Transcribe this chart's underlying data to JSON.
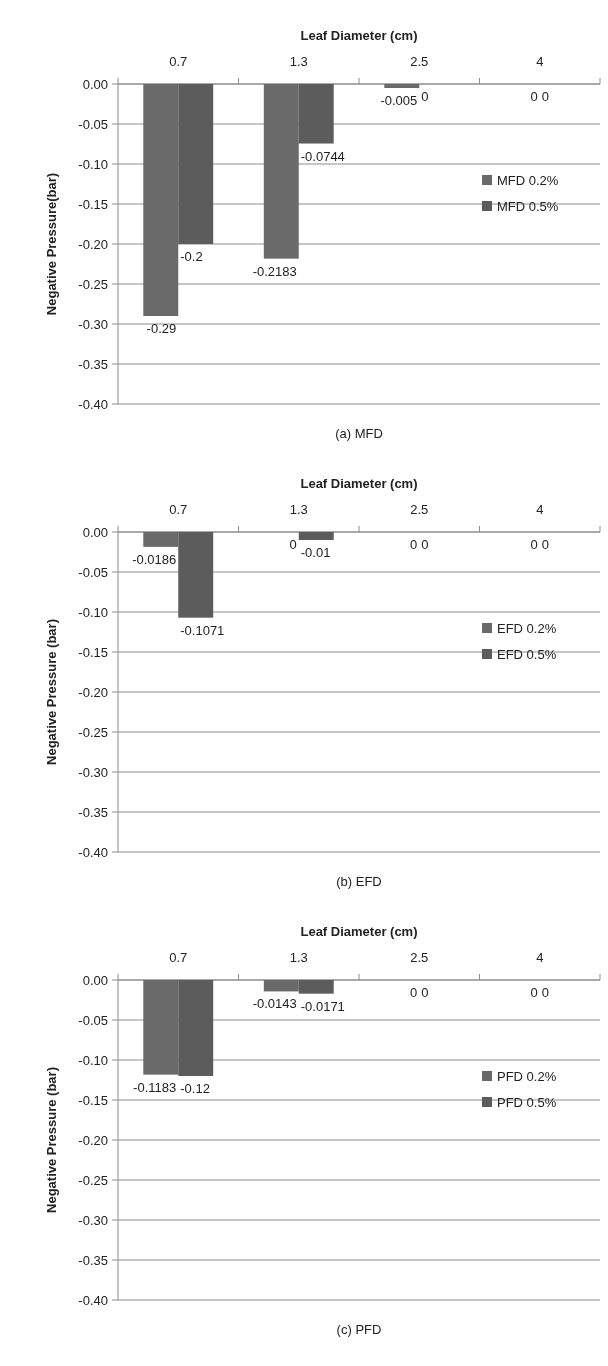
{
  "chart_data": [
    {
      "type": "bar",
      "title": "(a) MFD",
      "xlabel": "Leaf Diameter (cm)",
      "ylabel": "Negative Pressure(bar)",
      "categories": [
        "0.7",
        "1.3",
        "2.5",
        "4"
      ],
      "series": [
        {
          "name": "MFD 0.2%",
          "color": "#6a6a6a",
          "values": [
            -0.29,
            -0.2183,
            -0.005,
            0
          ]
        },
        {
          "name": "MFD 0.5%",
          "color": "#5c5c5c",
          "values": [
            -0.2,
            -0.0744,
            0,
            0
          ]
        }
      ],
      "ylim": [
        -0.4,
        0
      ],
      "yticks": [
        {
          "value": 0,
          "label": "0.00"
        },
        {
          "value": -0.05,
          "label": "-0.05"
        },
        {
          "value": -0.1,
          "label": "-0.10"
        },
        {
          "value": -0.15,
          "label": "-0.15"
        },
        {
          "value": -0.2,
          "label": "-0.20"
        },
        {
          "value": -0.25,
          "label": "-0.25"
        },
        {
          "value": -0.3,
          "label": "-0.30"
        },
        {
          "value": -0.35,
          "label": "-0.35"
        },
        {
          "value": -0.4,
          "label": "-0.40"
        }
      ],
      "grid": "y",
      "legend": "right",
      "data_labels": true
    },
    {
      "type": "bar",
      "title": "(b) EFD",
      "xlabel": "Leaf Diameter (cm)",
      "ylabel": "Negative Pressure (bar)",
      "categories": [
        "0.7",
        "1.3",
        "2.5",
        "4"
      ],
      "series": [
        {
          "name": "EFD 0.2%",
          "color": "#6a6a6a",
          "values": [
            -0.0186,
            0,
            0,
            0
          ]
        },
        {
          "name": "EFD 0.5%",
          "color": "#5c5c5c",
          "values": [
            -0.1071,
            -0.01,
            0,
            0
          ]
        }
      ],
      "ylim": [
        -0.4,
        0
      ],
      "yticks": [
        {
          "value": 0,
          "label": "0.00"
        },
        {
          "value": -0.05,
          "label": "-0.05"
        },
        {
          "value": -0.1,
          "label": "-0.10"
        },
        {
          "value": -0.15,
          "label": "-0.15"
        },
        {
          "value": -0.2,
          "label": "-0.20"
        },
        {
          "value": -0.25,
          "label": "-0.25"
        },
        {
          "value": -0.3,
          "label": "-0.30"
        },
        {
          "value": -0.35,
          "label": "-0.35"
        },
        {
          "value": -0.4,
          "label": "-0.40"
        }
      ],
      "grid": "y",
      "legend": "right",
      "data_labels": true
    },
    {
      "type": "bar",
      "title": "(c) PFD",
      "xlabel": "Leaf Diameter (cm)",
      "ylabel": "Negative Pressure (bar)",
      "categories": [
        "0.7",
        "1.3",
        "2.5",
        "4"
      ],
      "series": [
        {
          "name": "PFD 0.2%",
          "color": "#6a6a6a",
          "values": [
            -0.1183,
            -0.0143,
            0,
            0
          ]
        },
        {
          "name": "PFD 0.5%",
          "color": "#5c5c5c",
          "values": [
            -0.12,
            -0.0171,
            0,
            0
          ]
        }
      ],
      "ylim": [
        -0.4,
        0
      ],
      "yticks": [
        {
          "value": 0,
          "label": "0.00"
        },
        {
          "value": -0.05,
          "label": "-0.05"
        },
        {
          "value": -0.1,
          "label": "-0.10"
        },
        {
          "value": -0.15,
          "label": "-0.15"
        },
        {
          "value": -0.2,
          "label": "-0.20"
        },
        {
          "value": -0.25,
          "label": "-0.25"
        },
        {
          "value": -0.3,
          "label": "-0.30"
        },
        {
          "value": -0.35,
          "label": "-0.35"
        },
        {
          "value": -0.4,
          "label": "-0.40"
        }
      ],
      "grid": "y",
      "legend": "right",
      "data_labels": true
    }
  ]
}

» **To be done**
Without including the pictures, return each record above exactly as it stands.

» **Solution to this task**
Transcribe this chart's underlying data to JSON.
{
  "chart_data": [
    {
      "type": "bar",
      "title": "(a) MFD",
      "xlabel": "Leaf Diameter (cm)",
      "ylabel": "Negative Pressure(bar)",
      "categories": [
        "0.7",
        "1.3",
        "2.5",
        "4"
      ],
      "series": [
        {
          "name": "MFD 0.2%",
          "color": "#6a6a6a",
          "values": [
            -0.29,
            -0.2183,
            -0.005,
            0
          ]
        },
        {
          "name": "MFD 0.5%",
          "color": "#5c5c5c",
          "values": [
            -0.2,
            -0.0744,
            0,
            0
          ]
        }
      ],
      "ylim": [
        -0.4,
        0
      ],
      "yticks": [
        {
          "value": 0,
          "label": "0.00"
        },
        {
          "value": -0.05,
          "label": "-0.05"
        },
        {
          "value": -0.1,
          "label": "-0.10"
        },
        {
          "value": -0.15,
          "label": "-0.15"
        },
        {
          "value": -0.2,
          "label": "-0.20"
        },
        {
          "value": -0.25,
          "label": "-0.25"
        },
        {
          "value": -0.3,
          "label": "-0.30"
        },
        {
          "value": -0.35,
          "label": "-0.35"
        },
        {
          "value": -0.4,
          "label": "-0.40"
        }
      ],
      "grid": "y",
      "legend": "right",
      "data_labels": true
    },
    {
      "type": "bar",
      "title": "(b) EFD",
      "xlabel": "Leaf Diameter (cm)",
      "ylabel": "Negative Pressure (bar)",
      "categories": [
        "0.7",
        "1.3",
        "2.5",
        "4"
      ],
      "series": [
        {
          "name": "EFD 0.2%",
          "color": "#6a6a6a",
          "values": [
            -0.0186,
            0,
            0,
            0
          ]
        },
        {
          "name": "EFD 0.5%",
          "color": "#5c5c5c",
          "values": [
            -0.1071,
            -0.01,
            0,
            0
          ]
        }
      ],
      "ylim": [
        -0.4,
        0
      ],
      "yticks": [
        {
          "value": 0,
          "label": "0.00"
        },
        {
          "value": -0.05,
          "label": "-0.05"
        },
        {
          "value": -0.1,
          "label": "-0.10"
        },
        {
          "value": -0.15,
          "label": "-0.15"
        },
        {
          "value": -0.2,
          "label": "-0.20"
        },
        {
          "value": -0.25,
          "label": "-0.25"
        },
        {
          "value": -0.3,
          "label": "-0.30"
        },
        {
          "value": -0.35,
          "label": "-0.35"
        },
        {
          "value": -0.4,
          "label": "-0.40"
        }
      ],
      "grid": "y",
      "legend": "right",
      "data_labels": true
    },
    {
      "type": "bar",
      "title": "(c) PFD",
      "xlabel": "Leaf Diameter (cm)",
      "ylabel": "Negative Pressure (bar)",
      "categories": [
        "0.7",
        "1.3",
        "2.5",
        "4"
      ],
      "series": [
        {
          "name": "PFD 0.2%",
          "color": "#6a6a6a",
          "values": [
            -0.1183,
            -0.0143,
            0,
            0
          ]
        },
        {
          "name": "PFD 0.5%",
          "color": "#5c5c5c",
          "values": [
            -0.12,
            -0.0171,
            0,
            0
          ]
        }
      ],
      "ylim": [
        -0.4,
        0
      ],
      "yticks": [
        {
          "value": 0,
          "label": "0.00"
        },
        {
          "value": -0.05,
          "label": "-0.05"
        },
        {
          "value": -0.1,
          "label": "-0.10"
        },
        {
          "value": -0.15,
          "label": "-0.15"
        },
        {
          "value": -0.2,
          "label": "-0.20"
        },
        {
          "value": -0.25,
          "label": "-0.25"
        },
        {
          "value": -0.3,
          "label": "-0.30"
        },
        {
          "value": -0.35,
          "label": "-0.35"
        },
        {
          "value": -0.4,
          "label": "-0.40"
        }
      ],
      "grid": "y",
      "legend": "right",
      "data_labels": true
    }
  ]
}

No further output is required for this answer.